--- WHAT THIS TASK INVOLVES ---
Copy every item below word for word, keeping each line unchanged and in its original order.

--- MATERIAL PROVIDED ---
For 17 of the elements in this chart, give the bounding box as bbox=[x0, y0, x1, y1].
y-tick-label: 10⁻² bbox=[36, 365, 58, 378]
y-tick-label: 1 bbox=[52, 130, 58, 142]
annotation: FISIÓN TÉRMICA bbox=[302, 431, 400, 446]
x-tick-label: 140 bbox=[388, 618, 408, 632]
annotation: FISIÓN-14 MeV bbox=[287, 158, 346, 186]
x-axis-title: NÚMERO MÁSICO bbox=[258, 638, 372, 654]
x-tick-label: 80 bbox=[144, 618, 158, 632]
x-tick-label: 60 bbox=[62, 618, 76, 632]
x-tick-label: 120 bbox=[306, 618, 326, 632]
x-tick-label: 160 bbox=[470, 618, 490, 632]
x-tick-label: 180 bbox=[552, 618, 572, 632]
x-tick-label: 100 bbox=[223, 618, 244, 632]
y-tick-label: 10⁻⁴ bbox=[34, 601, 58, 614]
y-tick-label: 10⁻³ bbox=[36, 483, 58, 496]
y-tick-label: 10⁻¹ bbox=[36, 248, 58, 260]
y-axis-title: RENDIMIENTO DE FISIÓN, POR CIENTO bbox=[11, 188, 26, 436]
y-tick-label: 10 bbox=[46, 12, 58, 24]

--- CORRECT RESPONSE ---
For 17 of the elements in this chart, give the bounding box as bbox=[x0, y0, x1, y1].
y-tick-label: 10⁻² bbox=[36, 365, 58, 378]
y-tick-label: 1 bbox=[52, 130, 58, 142]
annotation: FISIÓN TÉRMICA bbox=[302, 431, 400, 446]
x-tick-label: 140 bbox=[388, 618, 408, 632]
annotation: FISIÓN-14 MeV bbox=[287, 158, 346, 186]
x-axis-title: NÚMERO MÁSICO bbox=[258, 638, 372, 654]
x-tick-label: 80 bbox=[144, 618, 158, 632]
x-tick-label: 60 bbox=[62, 618, 76, 632]
x-tick-label: 120 bbox=[306, 618, 326, 632]
x-tick-label: 160 bbox=[470, 618, 490, 632]
x-tick-label: 180 bbox=[552, 618, 572, 632]
x-tick-label: 100 bbox=[223, 618, 244, 632]
y-tick-label: 10⁻⁴ bbox=[34, 601, 58, 614]
y-tick-label: 10⁻³ bbox=[36, 483, 58, 496]
y-tick-label: 10⁻¹ bbox=[36, 248, 58, 260]
y-axis-title: RENDIMIENTO DE FISIÓN, POR CIENTO bbox=[11, 188, 26, 436]
y-tick-label: 10 bbox=[46, 12, 58, 24]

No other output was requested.